● **REQUIRED WORK**:
Each entry below is to be printed verbatim.

***** DATA FOR THIS TASK

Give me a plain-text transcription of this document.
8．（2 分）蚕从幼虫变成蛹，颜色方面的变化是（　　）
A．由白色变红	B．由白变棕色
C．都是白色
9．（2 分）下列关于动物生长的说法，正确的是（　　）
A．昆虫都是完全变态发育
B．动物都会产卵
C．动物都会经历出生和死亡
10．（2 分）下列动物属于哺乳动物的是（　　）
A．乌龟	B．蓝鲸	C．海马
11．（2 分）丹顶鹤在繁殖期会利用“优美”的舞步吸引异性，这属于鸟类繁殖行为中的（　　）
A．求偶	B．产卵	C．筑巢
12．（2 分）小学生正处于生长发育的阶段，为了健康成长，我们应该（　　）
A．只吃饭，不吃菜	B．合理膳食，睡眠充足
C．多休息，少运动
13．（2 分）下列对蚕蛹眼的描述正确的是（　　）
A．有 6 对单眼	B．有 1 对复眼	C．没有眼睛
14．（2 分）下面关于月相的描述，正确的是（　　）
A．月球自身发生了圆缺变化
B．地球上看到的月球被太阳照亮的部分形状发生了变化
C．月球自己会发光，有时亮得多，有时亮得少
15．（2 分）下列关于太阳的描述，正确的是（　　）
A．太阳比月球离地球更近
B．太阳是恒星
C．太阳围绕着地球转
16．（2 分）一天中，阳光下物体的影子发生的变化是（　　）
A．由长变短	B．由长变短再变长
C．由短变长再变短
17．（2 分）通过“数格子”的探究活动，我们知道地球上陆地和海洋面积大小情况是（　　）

**********

● **FULL SOLUTION**:
Give me a plain-text transcription of this document.
8．（2 分）蚕从幼虫变成蛹，颜色方面的变化是（　　）
A．由白色变红	B．由白变棕色
C．都是白色
9．（2 分）下列关于动物生长的说法，正确的是（　　）
A．昆虫都是完全变态发育
B．动物都会产卵
C．动物都会经历出生和死亡
10．（2 分）下列动物属于哺乳动物的是（　　）
A．乌龟	B．蓝鲸	C．海马
11．（2 分）丹顶鹤在繁殖期会利用“优美”的舞步吸引异性，这属于鸟类繁殖行为中的（　　）
A．求偶	B．产卵	C．筑巢
12．（2 分）小学生正处于生长发育的阶段，为了健康成长，我们应该（　　）
A．只吃饭，不吃菜	B．合理膳食，睡眠充足
C．多休息，少运动
13．（2 分）下列对蚕蛹眼的描述正确的是（　　）
A．有 6 对单眼	B．有 1 对复眼	C．没有眼睛
14．（2 分）下面关于月相的描述，正确的是（　　）
A．月球自身发生了圆缺变化
B．地球上看到的月球被太阳照亮的部分形状发生了变化
C．月球自己会发光，有时亮得多，有时亮得少
15．（2 分）下列关于太阳的描述，正确的是（　　）
A．太阳比月球离地球更近
B．太阳是恒星
C．太阳围绕着地球转
16．（2 分）一天中，阳光下物体的影子发生的变化是（　　）
A．由长变短	B．由长变短再变长
C．由短变长再变短
17．（2 分）通过“数格子”的探究活动，我们知道地球上陆地和海洋面积大小情况是（　　）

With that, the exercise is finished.